→ **TUJUAN**: Teruskan berita tentang stok cadangan beras pemerintah di dokumen sumber, dimulai tepat setelah kalimat terakhirnya.

Ilustrasi gudang beras Bulog. Foto: Dok MI
Naufal Zuhdi • 18 May 2025 11:05
Jakarta: Pemerintah terus mencatat tonggak sejarah baru dalam pengelolaan cadangan pangan nasional. Berdasarkan data resmi Perum Bukog per 13 Mei 2025, stok cadangan beras pemerintah (CBP) telah mencapai 3.701.006 ton.
Stok CBP tersebut menjadikannya angka tertinggi sepanjang sejarah, bahkan sejak Bulog ini berdiri pada 1969. Bahkan dalam beberapa hari ke depan, stok ini diperkirakan akan menembus empat juta ton, menjadi rekor baru dalam sejarah ketahanan pangan nasional.

→ **BAHAN TERSEDIA**:
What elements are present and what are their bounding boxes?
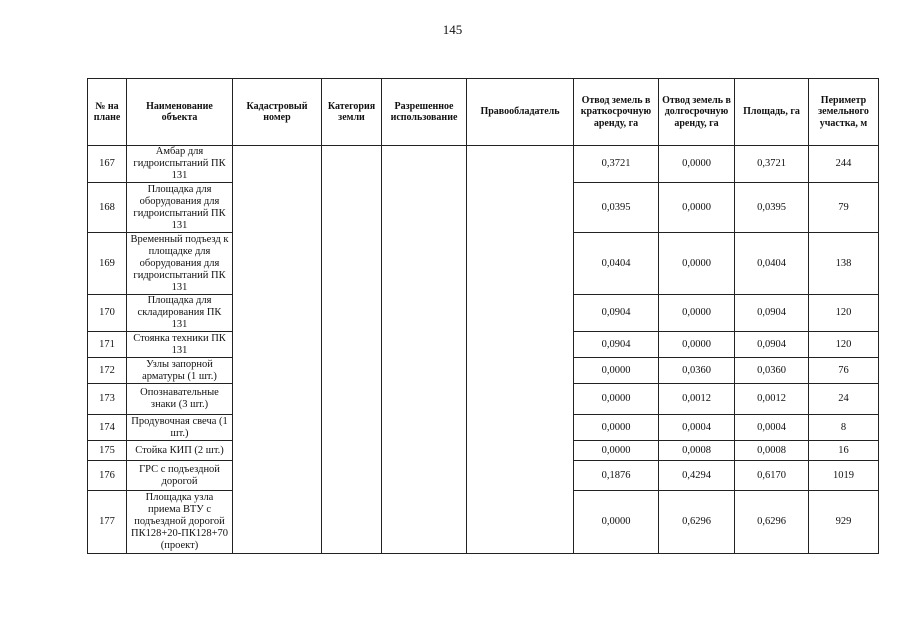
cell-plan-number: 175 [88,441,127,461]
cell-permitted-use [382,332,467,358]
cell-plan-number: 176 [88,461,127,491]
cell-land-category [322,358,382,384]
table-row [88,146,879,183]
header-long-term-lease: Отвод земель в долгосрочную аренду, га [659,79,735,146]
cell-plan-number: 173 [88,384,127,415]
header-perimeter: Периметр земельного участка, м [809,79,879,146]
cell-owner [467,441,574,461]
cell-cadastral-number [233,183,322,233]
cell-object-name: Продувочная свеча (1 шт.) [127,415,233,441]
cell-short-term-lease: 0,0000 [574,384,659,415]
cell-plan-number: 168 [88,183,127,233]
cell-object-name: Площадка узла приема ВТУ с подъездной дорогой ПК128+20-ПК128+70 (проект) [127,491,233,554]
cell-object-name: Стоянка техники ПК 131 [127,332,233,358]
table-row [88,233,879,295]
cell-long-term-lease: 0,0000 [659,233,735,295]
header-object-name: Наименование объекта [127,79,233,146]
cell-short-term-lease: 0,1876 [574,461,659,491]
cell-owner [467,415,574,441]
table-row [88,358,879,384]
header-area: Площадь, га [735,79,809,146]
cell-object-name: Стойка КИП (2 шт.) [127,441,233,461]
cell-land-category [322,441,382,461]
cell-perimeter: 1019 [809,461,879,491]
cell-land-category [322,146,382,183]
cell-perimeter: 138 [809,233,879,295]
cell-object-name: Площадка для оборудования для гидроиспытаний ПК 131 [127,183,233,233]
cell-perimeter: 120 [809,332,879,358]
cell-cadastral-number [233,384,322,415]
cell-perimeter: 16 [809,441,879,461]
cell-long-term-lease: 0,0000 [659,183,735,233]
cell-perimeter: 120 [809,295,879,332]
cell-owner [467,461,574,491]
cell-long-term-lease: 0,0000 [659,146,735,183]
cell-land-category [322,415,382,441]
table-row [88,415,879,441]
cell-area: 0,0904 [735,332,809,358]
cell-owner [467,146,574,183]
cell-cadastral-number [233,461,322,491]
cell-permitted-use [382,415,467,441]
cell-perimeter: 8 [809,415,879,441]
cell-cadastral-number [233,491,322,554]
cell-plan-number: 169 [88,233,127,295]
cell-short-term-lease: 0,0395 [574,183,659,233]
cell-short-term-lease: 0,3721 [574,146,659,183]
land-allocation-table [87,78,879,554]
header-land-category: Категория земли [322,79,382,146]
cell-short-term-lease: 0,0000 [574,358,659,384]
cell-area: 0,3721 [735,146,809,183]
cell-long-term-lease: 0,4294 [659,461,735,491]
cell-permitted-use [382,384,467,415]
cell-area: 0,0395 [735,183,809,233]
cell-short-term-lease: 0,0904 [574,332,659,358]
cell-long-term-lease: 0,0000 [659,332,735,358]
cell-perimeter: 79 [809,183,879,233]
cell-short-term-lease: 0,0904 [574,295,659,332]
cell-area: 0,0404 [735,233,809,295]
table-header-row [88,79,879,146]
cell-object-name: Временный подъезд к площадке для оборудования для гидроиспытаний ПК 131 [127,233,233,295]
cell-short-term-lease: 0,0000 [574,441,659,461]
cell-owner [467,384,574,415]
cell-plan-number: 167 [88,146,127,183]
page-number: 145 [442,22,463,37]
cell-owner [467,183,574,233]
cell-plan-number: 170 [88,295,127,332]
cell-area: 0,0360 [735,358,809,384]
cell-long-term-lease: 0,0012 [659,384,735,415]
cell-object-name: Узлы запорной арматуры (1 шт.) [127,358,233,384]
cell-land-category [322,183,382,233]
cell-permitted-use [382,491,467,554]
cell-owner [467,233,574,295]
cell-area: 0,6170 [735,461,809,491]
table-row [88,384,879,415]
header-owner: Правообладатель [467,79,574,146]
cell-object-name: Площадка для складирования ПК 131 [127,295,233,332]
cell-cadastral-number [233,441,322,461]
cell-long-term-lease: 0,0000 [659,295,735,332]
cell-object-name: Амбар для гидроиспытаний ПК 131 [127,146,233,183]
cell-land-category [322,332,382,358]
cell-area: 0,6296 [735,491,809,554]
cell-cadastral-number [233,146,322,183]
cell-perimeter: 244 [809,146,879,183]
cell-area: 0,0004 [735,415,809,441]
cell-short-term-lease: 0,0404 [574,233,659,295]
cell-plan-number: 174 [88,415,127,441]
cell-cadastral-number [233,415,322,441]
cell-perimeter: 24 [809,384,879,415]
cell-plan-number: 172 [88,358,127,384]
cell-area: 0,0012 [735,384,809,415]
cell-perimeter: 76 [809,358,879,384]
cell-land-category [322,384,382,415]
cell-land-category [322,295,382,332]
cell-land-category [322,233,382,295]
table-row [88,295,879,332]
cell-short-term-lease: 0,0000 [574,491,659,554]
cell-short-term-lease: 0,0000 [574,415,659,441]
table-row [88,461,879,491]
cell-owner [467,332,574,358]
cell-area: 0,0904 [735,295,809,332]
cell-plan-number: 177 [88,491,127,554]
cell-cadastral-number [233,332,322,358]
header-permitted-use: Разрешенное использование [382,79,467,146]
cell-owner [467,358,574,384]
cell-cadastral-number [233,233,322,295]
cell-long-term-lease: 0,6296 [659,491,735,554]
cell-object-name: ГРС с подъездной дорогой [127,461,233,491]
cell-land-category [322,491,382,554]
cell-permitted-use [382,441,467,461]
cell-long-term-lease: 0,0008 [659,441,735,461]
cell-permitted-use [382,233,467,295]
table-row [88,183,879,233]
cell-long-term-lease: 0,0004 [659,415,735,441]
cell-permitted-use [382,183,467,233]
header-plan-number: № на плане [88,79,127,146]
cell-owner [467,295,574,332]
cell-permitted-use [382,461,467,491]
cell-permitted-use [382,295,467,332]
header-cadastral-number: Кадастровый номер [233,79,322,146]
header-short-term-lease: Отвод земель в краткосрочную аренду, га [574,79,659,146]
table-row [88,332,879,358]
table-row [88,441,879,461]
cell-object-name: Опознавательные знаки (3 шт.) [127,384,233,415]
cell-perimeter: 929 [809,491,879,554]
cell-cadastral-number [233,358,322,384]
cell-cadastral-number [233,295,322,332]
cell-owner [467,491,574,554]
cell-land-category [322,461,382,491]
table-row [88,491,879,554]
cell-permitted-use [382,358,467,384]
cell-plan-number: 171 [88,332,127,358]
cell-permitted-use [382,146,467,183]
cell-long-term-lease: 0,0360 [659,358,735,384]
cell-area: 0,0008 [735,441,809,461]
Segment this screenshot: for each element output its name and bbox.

→ **JAWABAN LATIHAN**:
Kendati demikian, pemerintah ternyata memiliki masalah baru. Meski telah berhasil menyerap beras sebanyak-banyaknya, ternyata gudang yang dimiliki oleh Bulog tidak cukup untuk menampung hasil serapan beras sehingga pemerintah harus menyewa atau bahkan membangun gudang baru untuk tempat tambahan menyimpan stok beras.
Guru Besar Institut Pertanian Bogor (IPB) Dwi Andreas Santosa menyampaikan apabila beras-beras tersebut tidak disimpan pada gudang yang sesuai spesifikasi gudang beras Bulog, maka besar kemungkinan beras tersebut akan lebih cepat rusak.
"Ya pasti risiko cepat rusak lalu akhirnya tidak layak untuk dikonsumsi manusia lalu akhirnya digunakan untuk keperluan lain. Itu yang namanya disposal," ucap Andreas saat dihubungi, dikutip Minggu, 18 Mei 2025.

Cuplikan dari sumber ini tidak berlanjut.